## INSTRUCTIONS FOR THE TASK
Copy each line below holding "Backspegelns".

## RECORDS FOR THIS EXERCISE
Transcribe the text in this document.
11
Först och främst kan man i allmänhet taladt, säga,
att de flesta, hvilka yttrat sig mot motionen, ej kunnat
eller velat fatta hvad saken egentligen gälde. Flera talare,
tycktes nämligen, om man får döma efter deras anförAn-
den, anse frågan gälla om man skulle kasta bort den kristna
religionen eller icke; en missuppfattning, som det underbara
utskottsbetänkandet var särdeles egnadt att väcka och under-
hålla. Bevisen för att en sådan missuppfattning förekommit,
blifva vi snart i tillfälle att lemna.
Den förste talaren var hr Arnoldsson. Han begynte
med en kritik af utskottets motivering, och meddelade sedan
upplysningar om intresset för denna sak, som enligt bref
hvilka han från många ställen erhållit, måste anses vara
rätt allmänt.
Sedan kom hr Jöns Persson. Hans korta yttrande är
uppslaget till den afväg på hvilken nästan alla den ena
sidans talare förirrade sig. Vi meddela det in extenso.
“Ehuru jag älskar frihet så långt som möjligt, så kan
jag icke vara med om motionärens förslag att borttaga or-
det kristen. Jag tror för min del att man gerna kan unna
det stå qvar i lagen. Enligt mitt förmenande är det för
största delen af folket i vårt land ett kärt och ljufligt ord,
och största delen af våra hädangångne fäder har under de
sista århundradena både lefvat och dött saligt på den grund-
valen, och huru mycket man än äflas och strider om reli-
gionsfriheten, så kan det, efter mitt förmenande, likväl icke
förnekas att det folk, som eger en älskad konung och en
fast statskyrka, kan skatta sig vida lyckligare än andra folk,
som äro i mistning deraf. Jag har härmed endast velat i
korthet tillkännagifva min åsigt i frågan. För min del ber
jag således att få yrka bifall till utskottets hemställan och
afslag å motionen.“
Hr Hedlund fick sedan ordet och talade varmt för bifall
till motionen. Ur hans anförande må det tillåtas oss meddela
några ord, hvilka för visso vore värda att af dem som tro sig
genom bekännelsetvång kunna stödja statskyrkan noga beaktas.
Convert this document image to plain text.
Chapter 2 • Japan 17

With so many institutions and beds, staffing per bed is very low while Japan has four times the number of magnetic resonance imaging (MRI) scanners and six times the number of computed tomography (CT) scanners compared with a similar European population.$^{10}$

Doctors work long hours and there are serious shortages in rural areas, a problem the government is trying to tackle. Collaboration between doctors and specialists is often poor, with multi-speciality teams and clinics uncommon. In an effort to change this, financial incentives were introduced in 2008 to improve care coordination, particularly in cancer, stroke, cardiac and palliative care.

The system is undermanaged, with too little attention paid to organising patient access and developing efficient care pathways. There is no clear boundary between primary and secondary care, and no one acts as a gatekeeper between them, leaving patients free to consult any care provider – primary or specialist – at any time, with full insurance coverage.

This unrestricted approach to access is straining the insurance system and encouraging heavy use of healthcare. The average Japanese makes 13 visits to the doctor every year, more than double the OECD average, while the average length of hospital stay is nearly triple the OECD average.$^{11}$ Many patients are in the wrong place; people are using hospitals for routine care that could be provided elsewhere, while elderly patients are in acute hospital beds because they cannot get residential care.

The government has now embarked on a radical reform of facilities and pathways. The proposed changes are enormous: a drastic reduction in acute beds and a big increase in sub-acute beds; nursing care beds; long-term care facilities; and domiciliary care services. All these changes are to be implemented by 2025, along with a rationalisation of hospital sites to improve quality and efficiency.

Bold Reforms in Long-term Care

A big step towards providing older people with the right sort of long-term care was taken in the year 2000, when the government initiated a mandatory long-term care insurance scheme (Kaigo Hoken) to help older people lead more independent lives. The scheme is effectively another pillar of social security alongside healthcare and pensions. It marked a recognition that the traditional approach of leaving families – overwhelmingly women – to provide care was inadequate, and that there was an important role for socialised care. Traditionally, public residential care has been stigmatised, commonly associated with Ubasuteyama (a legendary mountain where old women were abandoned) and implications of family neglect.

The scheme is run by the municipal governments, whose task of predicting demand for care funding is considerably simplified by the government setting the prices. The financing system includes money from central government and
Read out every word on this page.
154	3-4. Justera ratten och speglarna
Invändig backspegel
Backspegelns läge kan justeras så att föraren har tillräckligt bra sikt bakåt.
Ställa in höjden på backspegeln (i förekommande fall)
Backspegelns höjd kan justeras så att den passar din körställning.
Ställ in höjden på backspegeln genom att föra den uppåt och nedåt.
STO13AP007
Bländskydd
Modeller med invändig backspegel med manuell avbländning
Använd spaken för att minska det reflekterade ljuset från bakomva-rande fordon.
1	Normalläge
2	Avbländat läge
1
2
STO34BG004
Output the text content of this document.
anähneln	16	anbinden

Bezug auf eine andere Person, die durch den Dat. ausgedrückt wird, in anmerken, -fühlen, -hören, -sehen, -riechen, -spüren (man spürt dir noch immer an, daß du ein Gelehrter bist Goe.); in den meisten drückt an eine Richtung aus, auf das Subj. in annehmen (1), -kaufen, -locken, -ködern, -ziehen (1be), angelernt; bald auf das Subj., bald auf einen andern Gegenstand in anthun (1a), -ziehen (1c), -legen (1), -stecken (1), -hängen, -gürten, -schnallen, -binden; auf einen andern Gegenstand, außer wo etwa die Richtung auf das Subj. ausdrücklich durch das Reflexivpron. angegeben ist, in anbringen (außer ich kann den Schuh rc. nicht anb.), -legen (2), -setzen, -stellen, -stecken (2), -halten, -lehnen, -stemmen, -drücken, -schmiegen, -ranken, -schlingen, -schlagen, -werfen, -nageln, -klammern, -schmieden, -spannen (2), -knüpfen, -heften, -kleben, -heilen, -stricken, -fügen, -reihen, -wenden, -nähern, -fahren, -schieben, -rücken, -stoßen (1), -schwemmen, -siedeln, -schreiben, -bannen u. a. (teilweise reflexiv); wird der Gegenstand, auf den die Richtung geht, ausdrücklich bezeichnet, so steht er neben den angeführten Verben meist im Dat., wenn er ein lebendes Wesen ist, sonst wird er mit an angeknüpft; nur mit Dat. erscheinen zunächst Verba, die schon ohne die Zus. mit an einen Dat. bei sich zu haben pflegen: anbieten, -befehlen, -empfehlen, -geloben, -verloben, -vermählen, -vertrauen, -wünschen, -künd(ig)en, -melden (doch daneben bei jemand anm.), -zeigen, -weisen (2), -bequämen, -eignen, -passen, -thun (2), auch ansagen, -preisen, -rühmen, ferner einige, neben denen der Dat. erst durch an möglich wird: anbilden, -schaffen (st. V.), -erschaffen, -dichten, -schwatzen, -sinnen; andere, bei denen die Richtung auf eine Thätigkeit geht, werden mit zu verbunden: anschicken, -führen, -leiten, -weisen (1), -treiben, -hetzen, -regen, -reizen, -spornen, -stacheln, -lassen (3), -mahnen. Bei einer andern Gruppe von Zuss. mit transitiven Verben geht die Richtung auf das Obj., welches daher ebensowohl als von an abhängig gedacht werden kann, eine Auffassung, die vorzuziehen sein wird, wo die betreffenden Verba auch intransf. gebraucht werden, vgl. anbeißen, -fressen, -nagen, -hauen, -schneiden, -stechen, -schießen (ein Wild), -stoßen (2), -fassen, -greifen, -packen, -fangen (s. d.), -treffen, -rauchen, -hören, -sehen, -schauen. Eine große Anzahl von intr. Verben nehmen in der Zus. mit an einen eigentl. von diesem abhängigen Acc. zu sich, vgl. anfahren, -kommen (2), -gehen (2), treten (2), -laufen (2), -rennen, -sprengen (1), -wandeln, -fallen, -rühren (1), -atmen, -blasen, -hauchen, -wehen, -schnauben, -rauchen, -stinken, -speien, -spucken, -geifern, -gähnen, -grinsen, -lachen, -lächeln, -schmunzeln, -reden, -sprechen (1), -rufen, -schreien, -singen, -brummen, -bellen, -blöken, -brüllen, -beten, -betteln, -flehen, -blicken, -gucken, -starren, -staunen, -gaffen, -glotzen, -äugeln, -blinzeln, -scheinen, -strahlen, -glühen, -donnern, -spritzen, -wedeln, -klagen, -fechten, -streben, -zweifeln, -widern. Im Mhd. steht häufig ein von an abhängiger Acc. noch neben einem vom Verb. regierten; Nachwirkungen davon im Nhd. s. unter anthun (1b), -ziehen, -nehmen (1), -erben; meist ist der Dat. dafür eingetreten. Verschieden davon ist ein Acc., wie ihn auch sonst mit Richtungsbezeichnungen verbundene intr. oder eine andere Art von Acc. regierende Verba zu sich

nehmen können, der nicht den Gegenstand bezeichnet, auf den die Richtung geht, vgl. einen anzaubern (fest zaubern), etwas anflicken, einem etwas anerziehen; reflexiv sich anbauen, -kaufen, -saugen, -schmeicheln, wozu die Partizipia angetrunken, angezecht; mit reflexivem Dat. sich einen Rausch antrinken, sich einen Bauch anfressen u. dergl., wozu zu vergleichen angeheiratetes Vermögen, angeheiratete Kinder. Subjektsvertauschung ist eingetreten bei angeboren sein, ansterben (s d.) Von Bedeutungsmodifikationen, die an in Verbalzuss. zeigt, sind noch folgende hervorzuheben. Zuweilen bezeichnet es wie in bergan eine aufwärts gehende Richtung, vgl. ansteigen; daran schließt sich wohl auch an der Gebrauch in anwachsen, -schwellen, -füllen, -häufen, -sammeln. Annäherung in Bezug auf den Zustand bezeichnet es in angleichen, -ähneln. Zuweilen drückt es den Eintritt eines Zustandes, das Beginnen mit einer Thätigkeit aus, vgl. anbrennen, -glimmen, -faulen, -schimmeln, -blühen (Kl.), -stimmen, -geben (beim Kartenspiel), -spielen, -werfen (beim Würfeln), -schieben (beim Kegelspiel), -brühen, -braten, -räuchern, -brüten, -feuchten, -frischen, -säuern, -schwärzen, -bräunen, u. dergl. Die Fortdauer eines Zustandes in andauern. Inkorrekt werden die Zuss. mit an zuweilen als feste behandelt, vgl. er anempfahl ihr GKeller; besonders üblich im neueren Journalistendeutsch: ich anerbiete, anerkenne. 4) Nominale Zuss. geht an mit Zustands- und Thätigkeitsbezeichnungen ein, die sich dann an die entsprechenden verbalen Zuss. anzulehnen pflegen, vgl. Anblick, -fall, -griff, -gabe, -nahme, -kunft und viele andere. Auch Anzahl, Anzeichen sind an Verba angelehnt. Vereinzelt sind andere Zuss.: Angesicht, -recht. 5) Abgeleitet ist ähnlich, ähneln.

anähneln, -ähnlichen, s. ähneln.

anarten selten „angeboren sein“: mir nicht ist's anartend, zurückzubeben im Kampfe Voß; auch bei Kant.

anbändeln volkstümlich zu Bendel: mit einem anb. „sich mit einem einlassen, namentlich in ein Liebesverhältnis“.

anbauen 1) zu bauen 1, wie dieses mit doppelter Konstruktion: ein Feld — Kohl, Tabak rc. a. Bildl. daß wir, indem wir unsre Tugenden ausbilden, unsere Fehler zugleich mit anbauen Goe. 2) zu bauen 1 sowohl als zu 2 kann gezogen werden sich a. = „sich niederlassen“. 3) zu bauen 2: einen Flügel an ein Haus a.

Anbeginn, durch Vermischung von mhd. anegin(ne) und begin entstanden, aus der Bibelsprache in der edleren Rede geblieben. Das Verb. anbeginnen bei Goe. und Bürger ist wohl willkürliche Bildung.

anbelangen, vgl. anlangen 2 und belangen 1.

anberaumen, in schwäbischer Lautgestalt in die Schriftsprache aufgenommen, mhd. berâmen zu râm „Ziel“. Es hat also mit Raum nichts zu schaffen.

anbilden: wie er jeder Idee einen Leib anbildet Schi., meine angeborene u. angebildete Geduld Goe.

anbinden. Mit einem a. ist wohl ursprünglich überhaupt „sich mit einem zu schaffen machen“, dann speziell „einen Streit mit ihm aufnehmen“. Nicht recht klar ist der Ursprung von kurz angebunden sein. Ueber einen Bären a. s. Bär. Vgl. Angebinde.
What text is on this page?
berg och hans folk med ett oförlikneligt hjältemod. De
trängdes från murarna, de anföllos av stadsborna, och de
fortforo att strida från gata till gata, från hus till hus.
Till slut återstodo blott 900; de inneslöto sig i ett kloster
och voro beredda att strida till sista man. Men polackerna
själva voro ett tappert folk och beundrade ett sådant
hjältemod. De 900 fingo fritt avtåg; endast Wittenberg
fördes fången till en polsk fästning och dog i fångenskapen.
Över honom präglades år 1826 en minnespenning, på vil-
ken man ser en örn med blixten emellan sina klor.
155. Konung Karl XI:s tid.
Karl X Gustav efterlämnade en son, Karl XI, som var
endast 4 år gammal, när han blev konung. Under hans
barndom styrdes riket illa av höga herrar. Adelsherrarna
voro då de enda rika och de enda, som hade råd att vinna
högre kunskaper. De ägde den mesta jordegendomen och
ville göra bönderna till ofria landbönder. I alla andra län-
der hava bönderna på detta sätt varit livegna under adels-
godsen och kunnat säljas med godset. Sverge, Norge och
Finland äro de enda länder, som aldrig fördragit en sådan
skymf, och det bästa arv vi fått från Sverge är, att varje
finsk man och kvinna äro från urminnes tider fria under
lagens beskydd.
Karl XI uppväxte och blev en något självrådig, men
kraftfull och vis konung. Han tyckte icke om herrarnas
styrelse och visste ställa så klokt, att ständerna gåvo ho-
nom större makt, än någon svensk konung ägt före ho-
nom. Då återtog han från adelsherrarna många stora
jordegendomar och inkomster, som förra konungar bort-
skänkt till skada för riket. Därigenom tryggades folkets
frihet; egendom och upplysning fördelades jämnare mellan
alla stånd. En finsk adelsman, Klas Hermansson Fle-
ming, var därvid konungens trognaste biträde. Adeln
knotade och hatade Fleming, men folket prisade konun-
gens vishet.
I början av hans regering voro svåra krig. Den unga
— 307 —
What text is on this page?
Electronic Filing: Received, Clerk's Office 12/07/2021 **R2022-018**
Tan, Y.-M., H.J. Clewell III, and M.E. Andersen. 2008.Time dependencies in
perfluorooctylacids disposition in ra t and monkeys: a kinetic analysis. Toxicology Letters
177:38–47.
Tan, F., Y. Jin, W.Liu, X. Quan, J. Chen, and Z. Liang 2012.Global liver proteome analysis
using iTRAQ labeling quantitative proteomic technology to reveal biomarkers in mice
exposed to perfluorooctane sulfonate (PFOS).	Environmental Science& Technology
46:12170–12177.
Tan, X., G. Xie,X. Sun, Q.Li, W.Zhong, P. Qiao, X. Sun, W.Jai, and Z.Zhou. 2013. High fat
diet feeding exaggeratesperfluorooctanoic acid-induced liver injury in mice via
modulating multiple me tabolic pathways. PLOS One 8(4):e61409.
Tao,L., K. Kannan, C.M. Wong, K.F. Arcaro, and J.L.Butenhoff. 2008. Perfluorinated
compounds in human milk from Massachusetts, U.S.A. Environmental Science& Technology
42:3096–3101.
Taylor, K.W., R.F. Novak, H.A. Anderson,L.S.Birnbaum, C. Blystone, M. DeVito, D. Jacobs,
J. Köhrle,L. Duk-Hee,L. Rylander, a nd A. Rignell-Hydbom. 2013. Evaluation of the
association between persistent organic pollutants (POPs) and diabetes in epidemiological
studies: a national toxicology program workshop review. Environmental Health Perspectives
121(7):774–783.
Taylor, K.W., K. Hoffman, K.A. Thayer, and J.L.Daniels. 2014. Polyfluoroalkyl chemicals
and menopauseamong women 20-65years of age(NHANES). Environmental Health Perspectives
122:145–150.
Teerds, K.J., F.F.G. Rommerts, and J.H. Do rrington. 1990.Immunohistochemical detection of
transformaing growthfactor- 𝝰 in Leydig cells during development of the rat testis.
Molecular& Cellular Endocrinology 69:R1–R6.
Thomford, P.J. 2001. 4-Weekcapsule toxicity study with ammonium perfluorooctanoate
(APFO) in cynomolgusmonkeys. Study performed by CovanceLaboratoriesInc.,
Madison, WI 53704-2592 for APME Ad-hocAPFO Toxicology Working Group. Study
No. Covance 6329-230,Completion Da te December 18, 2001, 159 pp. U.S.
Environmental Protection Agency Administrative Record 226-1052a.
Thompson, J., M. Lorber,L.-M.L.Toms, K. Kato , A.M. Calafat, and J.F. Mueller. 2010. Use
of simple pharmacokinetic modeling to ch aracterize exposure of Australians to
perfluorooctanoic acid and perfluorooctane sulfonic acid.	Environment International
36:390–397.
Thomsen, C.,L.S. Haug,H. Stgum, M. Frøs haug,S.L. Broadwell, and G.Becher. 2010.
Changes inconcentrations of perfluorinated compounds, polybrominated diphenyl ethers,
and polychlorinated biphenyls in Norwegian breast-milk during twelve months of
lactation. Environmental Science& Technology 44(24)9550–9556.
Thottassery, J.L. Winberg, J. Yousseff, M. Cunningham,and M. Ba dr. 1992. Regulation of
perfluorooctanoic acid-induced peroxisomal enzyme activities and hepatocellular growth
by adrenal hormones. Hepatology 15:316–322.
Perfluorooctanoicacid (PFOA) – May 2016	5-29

## REPLY
Backspegelns läge kan justeras så att föraren har tillräckligt bra sikt bakåt.
Backspegelns höjd kan justeras så att den passar din körställning.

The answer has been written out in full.